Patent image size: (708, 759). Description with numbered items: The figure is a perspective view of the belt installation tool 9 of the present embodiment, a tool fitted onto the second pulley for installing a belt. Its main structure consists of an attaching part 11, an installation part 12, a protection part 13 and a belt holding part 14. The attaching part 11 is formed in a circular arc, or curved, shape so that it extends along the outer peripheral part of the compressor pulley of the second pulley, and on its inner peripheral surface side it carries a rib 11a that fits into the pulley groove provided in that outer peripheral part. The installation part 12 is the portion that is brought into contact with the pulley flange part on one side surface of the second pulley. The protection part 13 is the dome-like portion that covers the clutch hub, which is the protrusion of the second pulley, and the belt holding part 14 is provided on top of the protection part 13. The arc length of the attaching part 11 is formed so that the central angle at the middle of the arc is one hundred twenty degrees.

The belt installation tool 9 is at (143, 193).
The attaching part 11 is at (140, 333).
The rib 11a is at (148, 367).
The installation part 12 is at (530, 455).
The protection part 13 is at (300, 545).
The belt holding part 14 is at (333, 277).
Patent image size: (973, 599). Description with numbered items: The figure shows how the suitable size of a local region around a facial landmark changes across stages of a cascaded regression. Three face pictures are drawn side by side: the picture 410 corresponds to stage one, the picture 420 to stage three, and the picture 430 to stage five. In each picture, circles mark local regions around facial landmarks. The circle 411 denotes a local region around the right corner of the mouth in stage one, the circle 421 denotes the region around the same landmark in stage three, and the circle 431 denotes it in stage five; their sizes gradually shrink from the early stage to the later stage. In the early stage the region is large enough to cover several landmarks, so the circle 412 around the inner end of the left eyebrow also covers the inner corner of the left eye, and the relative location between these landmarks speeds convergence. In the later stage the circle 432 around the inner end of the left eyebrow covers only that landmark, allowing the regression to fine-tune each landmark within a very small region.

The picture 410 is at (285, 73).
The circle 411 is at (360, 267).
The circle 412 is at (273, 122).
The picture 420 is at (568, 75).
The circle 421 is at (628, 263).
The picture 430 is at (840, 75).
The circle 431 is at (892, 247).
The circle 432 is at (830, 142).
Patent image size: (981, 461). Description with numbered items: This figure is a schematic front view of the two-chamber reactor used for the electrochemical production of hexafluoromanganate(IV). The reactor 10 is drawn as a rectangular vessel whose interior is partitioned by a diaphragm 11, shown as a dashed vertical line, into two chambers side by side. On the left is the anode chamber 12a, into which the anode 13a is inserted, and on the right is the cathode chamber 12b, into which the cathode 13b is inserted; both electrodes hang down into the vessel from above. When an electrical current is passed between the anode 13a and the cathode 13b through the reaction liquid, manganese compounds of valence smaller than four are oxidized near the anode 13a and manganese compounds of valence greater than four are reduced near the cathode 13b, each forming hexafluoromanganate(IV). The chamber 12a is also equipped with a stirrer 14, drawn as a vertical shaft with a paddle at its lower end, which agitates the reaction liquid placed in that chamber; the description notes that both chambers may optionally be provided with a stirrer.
--- --- ---
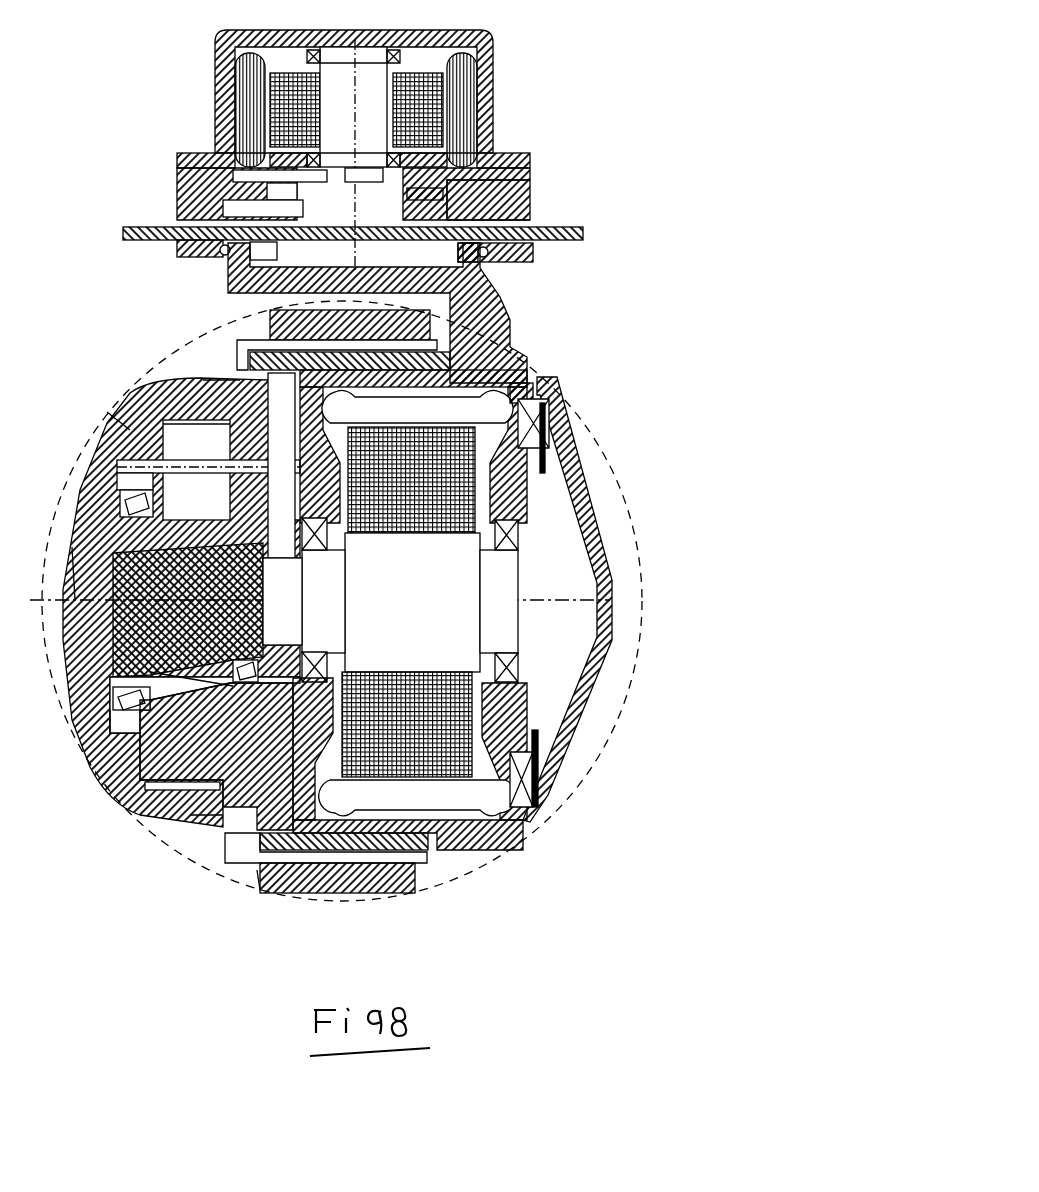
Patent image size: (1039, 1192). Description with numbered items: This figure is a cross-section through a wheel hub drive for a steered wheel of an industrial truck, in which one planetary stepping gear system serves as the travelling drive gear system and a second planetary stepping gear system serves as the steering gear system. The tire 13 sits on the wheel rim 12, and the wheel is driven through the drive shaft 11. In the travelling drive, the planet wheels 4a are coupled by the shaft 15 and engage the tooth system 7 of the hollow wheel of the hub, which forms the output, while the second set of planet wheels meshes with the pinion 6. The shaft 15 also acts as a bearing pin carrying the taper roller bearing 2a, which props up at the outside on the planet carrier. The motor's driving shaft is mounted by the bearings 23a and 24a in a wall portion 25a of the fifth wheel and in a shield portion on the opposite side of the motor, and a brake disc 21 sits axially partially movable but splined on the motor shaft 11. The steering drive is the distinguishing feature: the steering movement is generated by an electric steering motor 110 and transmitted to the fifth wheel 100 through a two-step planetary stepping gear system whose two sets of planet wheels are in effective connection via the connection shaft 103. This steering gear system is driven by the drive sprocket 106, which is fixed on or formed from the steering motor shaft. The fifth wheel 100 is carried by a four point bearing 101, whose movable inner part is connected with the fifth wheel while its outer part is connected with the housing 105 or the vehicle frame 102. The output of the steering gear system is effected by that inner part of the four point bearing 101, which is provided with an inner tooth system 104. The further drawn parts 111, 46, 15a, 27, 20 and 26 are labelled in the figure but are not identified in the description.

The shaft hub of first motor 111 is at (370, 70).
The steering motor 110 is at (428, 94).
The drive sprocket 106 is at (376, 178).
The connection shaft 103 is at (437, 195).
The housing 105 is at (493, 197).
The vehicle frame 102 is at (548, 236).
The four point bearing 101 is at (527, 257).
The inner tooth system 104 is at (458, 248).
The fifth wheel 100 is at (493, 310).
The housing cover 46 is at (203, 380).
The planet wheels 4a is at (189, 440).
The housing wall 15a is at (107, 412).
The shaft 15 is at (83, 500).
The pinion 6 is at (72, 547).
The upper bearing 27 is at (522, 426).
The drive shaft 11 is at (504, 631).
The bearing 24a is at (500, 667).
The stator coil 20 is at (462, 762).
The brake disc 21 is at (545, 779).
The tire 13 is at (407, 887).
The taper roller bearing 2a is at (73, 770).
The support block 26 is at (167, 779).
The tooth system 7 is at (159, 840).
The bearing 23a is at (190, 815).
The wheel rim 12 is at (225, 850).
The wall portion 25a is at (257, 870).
--- --- ---
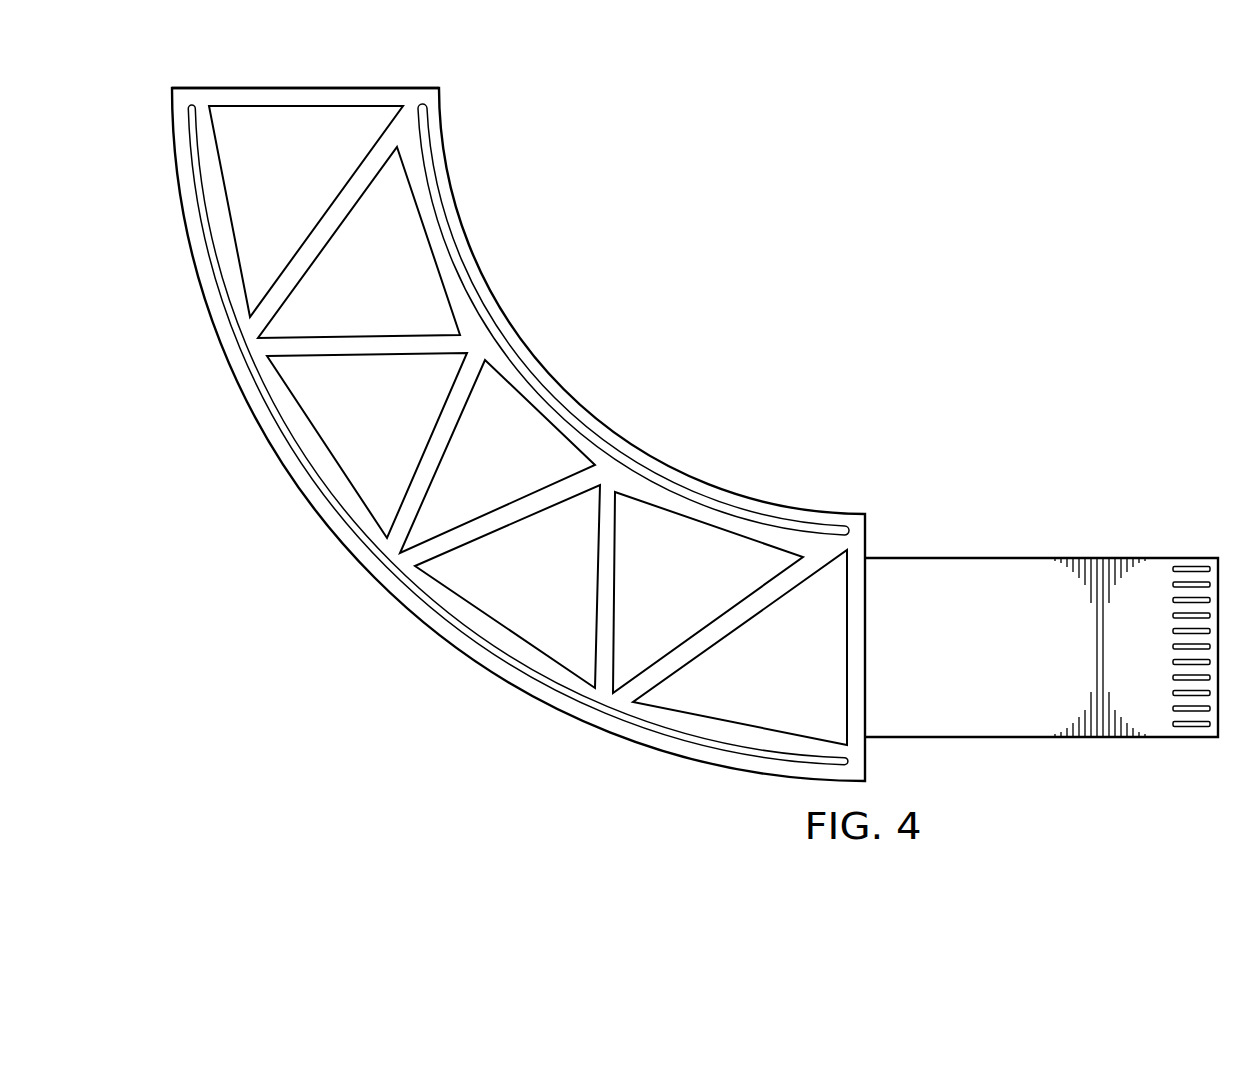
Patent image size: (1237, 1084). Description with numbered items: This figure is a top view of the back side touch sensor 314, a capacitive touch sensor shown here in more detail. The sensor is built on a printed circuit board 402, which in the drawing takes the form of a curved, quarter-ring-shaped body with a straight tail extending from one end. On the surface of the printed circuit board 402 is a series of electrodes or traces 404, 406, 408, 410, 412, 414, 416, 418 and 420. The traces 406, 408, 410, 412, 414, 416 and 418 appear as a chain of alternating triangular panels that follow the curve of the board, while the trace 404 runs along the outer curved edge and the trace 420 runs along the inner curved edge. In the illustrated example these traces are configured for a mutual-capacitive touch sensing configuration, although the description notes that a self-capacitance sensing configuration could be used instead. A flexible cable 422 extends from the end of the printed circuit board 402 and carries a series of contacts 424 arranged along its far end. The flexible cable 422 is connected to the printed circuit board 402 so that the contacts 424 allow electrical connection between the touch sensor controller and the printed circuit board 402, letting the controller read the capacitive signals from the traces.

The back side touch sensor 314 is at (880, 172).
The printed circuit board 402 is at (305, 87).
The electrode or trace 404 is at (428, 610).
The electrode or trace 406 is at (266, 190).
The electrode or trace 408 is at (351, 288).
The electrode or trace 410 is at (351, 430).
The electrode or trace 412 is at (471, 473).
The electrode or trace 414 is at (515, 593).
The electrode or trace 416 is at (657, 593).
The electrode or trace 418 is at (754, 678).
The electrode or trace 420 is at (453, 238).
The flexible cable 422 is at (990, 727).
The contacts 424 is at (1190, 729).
--- --- ---
• [Set problem]
Which lines in the entries contain the word "flexible"? Select each one, treating uppercase and lowercase as different.

• [Exercise solution]
Patent image size: (1237, 1084). Description with numbered items: This figure is a top view of the back side touch sensor 314, a capacitive touch sensor shown here in more detail. The sensor is built on a printed circuit board 402, which in the drawing takes the form of a curved, quarter-ring-shaped body with a straight tail extending from one end. On the surface of the printed circuit board 402 is a series of electrodes or traces 404, 406, 408, 410, 412, 414, 416, 418 and 420. The traces 406, 408, 410, 412, 414, 416 and 418 appear as a chain of alternating triangular panels that follow the curve of the board, while the trace 404 runs along the outer curved edge and the trace 420 runs along the inner curved edge. In the illustrated example these traces are configured for a mutual-capacitive touch sensing configuration, although the description notes that a self-capacitance sensing configuration could be used instead. A flexible cable 422 extends from the end of the printed circuit board 402 and carries a series of contacts 424 arranged along its far end. The flexible cable 422 is connected to the printed circuit board 402 so that the contacts 424 allow electrical connection between the touch sensor controller and the printed circuit board 402, letting the controller read the capacitive signals from the traces.
The flexible cable 422 is at (990, 727).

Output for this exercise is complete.